• [Work to complete]:
Look through the records that follow. Copy every line containing the word "Котельная".

• [Input material]:
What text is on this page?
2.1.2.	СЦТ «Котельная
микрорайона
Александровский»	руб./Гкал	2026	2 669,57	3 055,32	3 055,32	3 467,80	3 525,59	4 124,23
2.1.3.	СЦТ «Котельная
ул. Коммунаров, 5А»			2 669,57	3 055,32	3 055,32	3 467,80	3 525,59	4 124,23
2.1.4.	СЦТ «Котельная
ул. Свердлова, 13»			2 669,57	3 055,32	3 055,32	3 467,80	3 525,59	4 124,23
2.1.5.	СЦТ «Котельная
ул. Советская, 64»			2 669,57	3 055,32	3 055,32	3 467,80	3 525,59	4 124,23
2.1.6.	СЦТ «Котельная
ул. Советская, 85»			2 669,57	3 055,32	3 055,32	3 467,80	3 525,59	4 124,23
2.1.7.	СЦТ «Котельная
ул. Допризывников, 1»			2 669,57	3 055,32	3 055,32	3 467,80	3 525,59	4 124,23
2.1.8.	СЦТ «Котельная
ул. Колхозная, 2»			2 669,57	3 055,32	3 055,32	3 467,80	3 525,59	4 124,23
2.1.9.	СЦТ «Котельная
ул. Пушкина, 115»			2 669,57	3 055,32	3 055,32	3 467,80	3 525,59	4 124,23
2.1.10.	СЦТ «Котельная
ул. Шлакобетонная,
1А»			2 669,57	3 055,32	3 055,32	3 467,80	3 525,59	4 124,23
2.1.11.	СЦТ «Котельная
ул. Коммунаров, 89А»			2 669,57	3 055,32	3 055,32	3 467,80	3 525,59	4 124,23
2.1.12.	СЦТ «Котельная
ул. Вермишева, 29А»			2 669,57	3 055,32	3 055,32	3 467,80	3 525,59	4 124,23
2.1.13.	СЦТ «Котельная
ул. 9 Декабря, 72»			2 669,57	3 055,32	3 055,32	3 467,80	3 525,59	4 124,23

...

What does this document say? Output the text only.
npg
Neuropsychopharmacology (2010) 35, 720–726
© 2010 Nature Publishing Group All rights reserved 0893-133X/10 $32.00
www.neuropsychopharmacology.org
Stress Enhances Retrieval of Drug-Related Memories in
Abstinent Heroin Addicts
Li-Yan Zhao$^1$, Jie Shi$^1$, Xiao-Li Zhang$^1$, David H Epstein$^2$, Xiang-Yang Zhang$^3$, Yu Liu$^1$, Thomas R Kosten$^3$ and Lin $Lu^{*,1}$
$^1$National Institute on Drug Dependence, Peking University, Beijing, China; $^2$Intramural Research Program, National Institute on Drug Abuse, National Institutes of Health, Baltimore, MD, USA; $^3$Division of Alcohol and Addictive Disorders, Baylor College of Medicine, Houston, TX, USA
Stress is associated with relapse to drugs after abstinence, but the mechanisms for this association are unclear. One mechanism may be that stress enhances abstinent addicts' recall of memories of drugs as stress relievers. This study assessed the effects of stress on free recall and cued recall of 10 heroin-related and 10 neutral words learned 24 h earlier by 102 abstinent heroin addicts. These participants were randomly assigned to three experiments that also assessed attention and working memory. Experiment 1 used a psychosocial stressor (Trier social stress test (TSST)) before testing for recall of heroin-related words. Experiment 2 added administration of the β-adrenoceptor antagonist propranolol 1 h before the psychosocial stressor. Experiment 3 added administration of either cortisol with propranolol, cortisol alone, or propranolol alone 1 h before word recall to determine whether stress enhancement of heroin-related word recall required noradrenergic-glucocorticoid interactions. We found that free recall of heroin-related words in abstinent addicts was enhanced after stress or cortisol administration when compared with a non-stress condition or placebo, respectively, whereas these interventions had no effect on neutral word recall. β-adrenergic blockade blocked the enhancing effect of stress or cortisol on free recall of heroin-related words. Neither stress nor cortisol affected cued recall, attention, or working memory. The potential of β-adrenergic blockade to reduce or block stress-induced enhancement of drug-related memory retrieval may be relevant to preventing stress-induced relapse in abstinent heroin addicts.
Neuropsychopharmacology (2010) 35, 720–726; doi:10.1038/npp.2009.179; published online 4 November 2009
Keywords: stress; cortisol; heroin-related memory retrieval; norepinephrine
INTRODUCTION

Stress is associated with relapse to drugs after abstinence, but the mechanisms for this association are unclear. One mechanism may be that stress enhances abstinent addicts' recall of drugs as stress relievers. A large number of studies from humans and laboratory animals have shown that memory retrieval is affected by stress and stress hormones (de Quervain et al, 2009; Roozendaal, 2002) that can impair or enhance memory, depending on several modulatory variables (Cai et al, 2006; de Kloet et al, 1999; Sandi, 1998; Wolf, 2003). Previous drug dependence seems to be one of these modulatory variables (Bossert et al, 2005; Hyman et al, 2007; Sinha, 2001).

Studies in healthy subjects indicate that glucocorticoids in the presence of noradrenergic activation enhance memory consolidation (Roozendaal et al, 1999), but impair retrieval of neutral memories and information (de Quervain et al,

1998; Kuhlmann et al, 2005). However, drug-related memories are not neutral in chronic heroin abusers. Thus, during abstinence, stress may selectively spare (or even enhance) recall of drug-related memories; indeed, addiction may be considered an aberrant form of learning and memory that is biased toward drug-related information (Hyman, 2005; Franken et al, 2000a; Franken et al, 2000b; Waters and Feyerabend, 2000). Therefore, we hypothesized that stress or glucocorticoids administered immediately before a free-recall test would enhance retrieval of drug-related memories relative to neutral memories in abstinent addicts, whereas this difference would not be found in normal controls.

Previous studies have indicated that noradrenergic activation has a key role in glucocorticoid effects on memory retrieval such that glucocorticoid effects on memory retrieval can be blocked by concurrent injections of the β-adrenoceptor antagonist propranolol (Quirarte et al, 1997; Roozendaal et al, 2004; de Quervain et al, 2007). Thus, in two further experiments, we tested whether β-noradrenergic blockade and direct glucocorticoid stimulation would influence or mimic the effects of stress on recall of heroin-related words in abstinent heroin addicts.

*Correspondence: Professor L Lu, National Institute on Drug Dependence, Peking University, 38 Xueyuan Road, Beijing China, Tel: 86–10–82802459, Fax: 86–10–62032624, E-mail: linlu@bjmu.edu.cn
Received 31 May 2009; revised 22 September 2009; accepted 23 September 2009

---

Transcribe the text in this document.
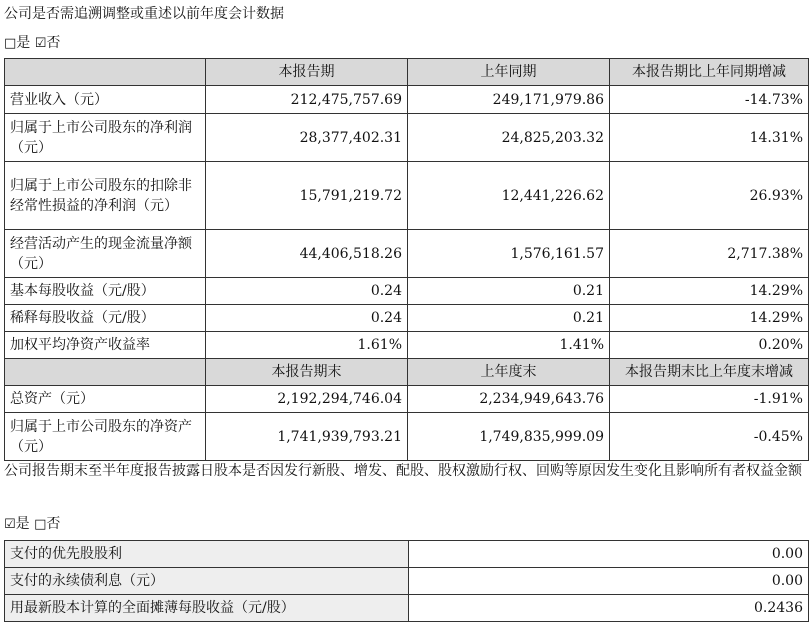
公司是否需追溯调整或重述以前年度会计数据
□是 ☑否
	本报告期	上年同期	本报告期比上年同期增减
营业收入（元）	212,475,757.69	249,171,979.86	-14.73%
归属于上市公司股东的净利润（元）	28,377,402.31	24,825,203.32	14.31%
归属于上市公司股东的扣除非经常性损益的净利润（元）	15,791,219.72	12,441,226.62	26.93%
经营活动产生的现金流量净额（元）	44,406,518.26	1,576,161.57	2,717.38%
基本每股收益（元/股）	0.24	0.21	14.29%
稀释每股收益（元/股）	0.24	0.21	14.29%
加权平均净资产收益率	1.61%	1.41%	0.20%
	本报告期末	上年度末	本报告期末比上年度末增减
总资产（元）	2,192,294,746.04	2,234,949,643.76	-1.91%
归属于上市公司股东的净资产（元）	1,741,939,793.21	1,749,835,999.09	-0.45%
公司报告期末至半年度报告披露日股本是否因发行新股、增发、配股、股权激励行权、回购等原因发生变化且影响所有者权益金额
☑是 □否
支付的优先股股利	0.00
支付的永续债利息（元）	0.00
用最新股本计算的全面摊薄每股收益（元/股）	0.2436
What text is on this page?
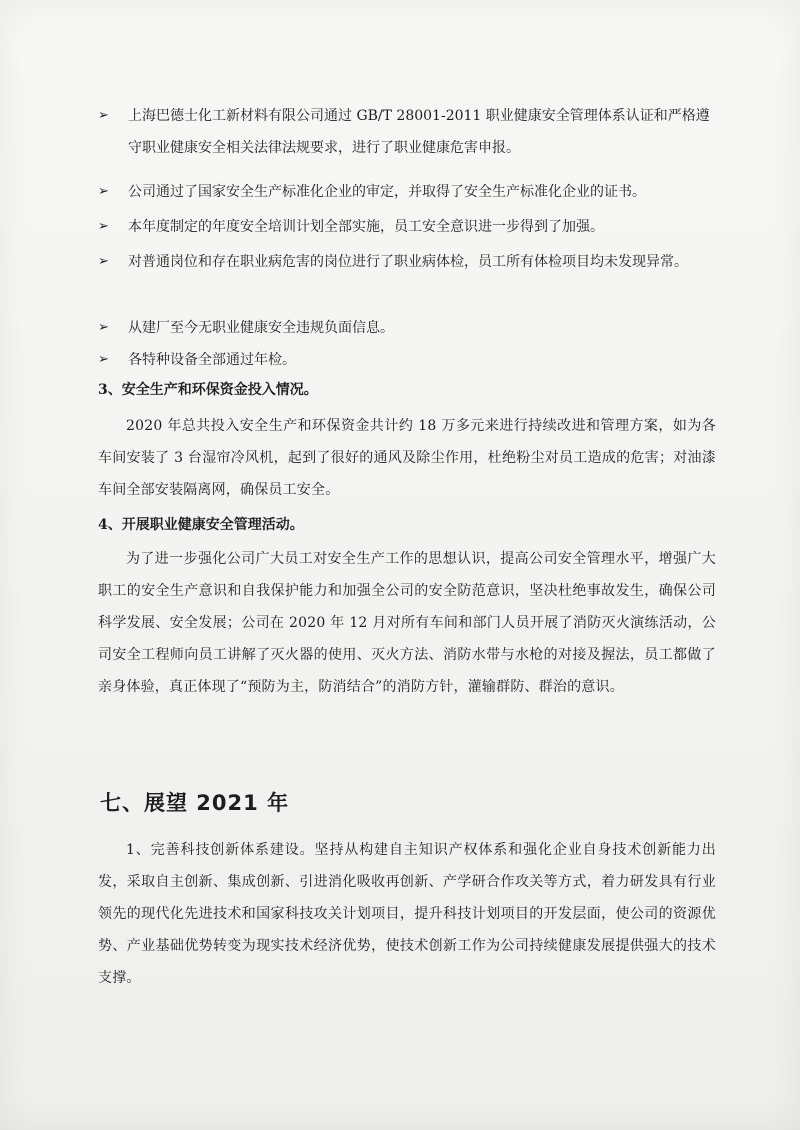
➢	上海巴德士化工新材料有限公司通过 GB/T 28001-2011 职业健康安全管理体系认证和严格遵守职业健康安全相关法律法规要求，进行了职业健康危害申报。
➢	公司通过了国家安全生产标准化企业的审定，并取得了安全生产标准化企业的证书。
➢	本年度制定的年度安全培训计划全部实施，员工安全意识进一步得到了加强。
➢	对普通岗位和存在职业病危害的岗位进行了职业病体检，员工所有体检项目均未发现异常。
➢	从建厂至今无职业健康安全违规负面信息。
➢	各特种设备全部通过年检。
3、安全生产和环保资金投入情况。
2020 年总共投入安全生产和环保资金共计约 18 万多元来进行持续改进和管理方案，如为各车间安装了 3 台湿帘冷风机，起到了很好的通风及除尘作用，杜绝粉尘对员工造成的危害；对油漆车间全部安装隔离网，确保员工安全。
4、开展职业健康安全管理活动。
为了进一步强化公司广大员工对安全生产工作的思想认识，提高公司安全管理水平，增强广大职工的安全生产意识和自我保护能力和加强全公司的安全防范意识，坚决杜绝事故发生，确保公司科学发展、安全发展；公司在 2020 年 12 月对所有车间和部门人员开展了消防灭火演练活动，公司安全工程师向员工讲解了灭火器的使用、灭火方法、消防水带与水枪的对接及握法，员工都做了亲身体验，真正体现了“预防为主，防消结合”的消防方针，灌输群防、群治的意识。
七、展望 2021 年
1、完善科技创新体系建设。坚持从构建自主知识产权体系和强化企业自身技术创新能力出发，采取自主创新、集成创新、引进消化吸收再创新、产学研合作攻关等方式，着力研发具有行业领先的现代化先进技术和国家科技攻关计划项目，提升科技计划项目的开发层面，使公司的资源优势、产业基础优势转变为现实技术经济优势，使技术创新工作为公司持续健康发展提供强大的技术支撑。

• [Written response]:
2.1.2.	СЦТ «Котельная
2.1.3.	СЦТ «Котельная
2.1.4.	СЦТ «Котельная
2.1.5.	СЦТ «Котельная
2.1.6.	СЦТ «Котельная
2.1.7.	СЦТ «Котельная
2.1.8.	СЦТ «Котельная
2.1.9.	СЦТ «Котельная
2.1.10.	СЦТ «Котельная
2.1.11.	СЦТ «Котельная
2.1.12.	СЦТ «Котельная
2.1.13.	СЦТ «Котельная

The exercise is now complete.